### Written instruction
Look through the entries below and report how many lines hold the string "into". Only the number is wanted.

### Figure content listings
⁂

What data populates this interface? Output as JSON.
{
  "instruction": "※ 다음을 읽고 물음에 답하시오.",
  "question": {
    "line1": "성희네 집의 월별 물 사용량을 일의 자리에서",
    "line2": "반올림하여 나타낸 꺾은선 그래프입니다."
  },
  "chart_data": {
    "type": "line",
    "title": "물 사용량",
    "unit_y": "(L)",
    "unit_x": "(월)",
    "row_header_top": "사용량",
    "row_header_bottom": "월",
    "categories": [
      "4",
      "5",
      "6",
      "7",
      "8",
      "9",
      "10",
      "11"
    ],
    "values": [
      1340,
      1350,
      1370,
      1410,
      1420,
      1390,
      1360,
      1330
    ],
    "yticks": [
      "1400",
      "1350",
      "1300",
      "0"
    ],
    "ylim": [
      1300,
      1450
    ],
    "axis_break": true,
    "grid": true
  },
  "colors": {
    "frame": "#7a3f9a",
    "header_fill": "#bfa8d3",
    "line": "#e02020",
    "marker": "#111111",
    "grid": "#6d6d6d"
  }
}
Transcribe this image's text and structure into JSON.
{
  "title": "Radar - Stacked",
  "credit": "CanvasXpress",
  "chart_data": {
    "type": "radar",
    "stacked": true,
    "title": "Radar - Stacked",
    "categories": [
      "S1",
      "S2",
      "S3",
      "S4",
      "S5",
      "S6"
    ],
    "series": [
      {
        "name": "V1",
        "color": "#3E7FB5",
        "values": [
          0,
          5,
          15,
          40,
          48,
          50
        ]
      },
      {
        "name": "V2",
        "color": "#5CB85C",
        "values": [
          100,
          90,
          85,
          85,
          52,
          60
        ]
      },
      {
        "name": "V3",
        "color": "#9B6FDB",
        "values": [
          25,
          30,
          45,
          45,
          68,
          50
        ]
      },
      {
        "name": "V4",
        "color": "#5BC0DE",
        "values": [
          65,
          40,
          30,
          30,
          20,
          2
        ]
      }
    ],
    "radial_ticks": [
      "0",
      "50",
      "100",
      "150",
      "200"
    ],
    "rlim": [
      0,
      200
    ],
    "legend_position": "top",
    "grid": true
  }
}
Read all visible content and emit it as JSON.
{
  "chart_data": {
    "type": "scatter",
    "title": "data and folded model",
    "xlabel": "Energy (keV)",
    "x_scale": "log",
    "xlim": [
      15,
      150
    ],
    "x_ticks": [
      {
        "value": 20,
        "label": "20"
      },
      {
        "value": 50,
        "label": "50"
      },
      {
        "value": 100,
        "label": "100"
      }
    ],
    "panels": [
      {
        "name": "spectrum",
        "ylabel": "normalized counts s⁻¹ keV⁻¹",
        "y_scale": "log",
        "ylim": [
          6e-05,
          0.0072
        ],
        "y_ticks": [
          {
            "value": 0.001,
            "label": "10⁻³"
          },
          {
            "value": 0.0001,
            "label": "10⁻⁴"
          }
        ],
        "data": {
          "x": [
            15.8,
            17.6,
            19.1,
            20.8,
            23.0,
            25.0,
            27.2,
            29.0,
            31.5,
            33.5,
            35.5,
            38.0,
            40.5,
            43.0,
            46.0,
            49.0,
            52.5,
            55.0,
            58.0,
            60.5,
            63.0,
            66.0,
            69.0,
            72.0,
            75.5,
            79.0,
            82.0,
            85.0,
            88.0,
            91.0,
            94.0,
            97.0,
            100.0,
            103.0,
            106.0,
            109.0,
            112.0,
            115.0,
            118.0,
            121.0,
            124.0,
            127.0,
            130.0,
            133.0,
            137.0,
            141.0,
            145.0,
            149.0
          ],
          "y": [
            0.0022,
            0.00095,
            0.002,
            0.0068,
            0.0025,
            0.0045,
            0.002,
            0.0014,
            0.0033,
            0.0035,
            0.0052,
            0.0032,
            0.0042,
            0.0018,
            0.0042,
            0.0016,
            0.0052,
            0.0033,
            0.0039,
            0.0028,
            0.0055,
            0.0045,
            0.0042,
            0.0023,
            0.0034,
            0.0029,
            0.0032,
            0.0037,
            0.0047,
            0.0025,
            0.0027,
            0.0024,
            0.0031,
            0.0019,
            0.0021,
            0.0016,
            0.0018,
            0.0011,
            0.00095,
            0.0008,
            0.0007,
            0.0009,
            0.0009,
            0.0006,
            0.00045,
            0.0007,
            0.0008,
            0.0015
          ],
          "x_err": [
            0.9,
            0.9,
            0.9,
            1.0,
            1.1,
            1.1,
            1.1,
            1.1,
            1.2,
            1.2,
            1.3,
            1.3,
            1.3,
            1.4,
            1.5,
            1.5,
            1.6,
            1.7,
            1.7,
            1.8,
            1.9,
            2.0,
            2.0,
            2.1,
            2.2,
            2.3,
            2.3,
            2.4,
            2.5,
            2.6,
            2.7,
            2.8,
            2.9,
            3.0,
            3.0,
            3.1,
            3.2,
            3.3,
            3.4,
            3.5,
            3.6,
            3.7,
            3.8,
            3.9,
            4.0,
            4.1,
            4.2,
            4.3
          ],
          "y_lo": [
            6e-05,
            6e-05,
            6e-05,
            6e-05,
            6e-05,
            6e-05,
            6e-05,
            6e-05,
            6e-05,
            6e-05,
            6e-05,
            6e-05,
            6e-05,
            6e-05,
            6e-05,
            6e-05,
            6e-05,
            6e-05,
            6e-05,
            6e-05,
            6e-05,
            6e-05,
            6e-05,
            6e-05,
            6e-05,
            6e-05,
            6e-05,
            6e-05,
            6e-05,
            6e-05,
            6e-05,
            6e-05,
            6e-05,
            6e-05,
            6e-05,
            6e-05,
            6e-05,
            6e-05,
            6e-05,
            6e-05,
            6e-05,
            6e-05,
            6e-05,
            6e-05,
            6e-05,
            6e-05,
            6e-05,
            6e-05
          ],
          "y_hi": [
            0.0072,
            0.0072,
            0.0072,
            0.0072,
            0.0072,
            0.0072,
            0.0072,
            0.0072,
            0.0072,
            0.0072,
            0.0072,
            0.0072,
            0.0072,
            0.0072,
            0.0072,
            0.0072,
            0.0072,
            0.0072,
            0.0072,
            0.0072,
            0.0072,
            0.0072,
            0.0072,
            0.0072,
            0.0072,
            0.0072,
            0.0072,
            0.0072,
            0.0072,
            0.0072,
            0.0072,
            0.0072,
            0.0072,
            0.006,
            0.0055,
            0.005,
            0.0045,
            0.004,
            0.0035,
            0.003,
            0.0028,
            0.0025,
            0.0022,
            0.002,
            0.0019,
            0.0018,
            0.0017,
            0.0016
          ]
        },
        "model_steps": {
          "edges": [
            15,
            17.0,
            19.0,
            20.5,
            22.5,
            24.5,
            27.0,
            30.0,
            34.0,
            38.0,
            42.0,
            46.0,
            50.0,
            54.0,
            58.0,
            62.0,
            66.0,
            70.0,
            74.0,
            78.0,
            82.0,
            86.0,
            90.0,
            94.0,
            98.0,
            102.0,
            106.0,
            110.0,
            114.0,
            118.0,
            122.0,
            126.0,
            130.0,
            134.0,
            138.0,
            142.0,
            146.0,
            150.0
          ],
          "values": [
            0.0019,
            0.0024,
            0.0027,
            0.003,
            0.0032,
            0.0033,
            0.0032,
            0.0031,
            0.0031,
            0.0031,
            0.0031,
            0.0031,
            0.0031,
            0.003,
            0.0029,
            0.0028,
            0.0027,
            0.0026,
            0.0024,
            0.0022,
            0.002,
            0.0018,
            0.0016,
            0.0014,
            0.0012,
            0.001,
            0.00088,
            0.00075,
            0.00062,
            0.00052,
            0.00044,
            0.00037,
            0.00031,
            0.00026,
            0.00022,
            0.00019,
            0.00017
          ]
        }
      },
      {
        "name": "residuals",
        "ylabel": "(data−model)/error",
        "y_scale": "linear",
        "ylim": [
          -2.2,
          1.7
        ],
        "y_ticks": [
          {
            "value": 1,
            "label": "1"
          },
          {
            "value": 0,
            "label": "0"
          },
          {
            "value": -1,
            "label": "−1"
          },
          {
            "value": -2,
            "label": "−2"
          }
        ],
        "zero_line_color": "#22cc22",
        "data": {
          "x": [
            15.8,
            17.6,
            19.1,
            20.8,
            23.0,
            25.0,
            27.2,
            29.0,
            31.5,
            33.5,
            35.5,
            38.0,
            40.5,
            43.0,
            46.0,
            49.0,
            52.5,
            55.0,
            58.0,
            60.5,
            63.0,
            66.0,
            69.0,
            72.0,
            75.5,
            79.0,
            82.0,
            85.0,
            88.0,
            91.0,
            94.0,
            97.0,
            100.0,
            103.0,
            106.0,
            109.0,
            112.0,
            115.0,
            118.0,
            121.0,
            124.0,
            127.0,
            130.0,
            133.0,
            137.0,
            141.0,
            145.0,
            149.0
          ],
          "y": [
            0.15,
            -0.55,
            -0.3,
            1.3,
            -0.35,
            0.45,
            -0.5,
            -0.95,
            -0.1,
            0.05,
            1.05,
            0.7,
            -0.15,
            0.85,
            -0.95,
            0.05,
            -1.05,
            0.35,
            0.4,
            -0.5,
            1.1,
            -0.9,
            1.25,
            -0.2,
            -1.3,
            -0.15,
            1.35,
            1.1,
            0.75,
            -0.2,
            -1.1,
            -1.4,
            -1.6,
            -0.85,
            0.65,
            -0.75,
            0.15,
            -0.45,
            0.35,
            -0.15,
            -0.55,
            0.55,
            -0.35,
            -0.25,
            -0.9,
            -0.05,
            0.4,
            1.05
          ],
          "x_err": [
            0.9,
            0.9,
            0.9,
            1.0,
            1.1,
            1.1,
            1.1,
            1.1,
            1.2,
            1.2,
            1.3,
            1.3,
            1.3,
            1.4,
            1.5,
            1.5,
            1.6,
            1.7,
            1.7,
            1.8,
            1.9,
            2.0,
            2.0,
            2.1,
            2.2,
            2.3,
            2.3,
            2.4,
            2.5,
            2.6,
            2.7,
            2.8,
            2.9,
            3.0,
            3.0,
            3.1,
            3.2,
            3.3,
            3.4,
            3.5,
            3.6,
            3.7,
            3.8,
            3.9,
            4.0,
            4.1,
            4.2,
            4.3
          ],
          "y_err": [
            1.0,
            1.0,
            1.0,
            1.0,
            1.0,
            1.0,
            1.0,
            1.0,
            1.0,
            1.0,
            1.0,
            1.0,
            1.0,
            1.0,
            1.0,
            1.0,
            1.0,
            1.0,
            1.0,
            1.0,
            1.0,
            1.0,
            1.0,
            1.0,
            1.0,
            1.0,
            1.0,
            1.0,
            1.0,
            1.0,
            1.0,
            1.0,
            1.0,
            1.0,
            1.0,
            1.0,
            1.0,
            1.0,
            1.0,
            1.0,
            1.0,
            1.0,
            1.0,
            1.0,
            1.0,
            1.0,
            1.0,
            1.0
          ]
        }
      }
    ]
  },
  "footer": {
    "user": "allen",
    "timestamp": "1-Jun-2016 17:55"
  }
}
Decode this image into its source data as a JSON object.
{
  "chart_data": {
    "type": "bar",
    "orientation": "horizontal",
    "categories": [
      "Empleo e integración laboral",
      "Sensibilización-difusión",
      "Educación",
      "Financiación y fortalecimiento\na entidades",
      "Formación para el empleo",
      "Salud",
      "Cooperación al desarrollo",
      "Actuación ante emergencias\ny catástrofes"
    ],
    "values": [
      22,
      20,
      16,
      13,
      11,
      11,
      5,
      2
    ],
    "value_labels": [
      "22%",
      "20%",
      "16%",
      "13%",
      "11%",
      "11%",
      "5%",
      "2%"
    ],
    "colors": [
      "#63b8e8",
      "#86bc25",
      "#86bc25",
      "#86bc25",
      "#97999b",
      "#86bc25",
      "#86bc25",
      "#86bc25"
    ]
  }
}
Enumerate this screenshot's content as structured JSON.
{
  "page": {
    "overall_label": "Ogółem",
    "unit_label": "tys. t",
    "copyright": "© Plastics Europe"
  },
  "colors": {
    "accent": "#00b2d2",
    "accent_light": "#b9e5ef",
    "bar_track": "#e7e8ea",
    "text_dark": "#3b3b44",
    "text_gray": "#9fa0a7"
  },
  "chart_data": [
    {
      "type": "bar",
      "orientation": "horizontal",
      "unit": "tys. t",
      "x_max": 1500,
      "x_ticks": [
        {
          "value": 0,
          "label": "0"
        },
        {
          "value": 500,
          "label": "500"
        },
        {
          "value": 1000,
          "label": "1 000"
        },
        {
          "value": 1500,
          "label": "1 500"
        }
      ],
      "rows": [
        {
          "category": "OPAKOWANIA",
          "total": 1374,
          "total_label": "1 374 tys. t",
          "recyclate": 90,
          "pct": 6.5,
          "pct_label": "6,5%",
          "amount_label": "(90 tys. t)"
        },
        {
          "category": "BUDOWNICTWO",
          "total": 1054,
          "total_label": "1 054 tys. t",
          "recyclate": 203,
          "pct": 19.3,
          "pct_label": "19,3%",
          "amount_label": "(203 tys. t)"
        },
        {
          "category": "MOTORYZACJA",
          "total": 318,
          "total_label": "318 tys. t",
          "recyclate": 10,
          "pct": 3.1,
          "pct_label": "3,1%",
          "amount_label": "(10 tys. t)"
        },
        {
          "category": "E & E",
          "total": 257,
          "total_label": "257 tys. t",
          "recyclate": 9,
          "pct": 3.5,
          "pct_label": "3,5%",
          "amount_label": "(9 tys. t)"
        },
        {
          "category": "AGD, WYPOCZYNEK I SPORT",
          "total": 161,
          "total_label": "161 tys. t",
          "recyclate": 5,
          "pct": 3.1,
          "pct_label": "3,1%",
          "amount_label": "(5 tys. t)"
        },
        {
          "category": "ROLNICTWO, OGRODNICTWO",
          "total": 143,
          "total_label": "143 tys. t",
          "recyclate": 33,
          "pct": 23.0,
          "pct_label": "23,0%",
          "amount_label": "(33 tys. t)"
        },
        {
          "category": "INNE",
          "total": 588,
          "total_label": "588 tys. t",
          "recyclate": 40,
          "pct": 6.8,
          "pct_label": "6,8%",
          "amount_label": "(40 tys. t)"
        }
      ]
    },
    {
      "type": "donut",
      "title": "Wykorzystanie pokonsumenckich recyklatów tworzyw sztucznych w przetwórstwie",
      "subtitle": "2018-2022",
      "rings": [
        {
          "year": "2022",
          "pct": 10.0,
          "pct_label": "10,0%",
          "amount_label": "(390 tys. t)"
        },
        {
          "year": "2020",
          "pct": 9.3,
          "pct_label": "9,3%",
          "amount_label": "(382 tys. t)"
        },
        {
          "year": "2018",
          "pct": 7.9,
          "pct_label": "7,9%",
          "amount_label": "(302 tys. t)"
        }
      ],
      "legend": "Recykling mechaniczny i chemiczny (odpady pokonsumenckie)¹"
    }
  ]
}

⁂

### Answer below
2